The data:
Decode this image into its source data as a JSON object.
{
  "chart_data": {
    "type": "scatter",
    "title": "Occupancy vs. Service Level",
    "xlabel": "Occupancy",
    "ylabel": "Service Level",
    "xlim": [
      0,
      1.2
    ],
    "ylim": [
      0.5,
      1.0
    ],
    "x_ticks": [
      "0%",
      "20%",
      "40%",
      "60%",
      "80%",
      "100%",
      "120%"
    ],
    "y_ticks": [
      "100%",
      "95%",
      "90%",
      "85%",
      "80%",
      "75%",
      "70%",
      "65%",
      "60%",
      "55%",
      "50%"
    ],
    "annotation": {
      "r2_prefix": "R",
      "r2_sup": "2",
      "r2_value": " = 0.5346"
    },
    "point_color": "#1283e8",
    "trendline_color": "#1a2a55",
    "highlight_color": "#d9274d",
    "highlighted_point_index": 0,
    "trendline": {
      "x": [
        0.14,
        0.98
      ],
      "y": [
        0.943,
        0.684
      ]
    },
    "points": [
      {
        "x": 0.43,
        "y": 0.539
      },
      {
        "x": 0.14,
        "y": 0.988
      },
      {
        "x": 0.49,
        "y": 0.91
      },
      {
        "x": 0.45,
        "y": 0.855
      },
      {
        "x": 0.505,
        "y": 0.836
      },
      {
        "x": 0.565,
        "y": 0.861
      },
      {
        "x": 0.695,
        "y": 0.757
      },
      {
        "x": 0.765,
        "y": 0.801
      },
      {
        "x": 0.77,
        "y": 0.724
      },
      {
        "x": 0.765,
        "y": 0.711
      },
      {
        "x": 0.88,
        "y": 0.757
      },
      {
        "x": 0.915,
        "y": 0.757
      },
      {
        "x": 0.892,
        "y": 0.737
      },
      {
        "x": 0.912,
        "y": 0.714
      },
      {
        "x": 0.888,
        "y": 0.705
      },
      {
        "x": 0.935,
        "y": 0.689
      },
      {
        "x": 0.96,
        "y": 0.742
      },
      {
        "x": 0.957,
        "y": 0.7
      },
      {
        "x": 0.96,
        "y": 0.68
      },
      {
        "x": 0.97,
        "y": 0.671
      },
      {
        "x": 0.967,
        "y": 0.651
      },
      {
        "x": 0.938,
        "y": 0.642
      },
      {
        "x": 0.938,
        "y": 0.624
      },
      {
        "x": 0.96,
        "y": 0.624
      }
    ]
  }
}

Task description:
Repeat each record exactly. Omit nothing.

Task result:
Decode this image into its source data as a JSON object.
{
  "chart_data": {
    "type": "scatter",
    "title": "Occupancy vs. Service Level",
    "xlabel": "Occupancy",
    "ylabel": "Service Level",
    "xlim": [
      0,
      1.2
    ],
    "ylim": [
      0.5,
      1.0
    ],
    "x_ticks": [
      "0%",
      "20%",
      "40%",
      "60%",
      "80%",
      "100%",
      "120%"
    ],
    "y_ticks": [
      "100%",
      "95%",
      "90%",
      "85%",
      "80%",
      "75%",
      "70%",
      "65%",
      "60%",
      "55%",
      "50%"
    ],
    "annotation": {
      "r2_prefix": "R",
      "r2_sup": "2",
      "r2_value": " = 0.5346"
    },
    "point_color": "#1283e8",
    "trendline_color": "#1a2a55",
    "highlight_color": "#d9274d",
    "highlighted_point_index": 0,
    "trendline": {
      "x": [
        0.14,
        0.98
      ],
      "y": [
        0.943,
        0.684
      ]
    },
    "points": [
      {
        "x": 0.43,
        "y": 0.539
      },
      {
        "x": 0.14,
        "y": 0.988
      },
      {
        "x": 0.49,
        "y": 0.91
      },
      {
        "x": 0.45,
        "y": 0.855
      },
      {
        "x": 0.505,
        "y": 0.836
      },
      {
        "x": 0.565,
        "y": 0.861
      },
      {
        "x": 0.695,
        "y": 0.757
      },
      {
        "x": 0.765,
        "y": 0.801
      },
      {
        "x": 0.77,
        "y": 0.724
      },
      {
        "x": 0.765,
        "y": 0.711
      },
      {
        "x": 0.88,
        "y": 0.757
      },
      {
        "x": 0.915,
        "y": 0.757
      },
      {
        "x": 0.892,
        "y": 0.737
      },
      {
        "x": 0.912,
        "y": 0.714
      },
      {
        "x": 0.888,
        "y": 0.705
      },
      {
        "x": 0.935,
        "y": 0.689
      },
      {
        "x": 0.96,
        "y": 0.742
      },
      {
        "x": 0.957,
        "y": 0.7
      },
      {
        "x": 0.96,
        "y": 0.68
      },
      {
        "x": 0.97,
        "y": 0.671
      },
      {
        "x": 0.967,
        "y": 0.651
      },
      {
        "x": 0.938,
        "y": 0.642
      },
      {
        "x": 0.938,
        "y": 0.624
      },
      {
        "x": 0.96,
        "y": 0.624
      }
    ]
  }
}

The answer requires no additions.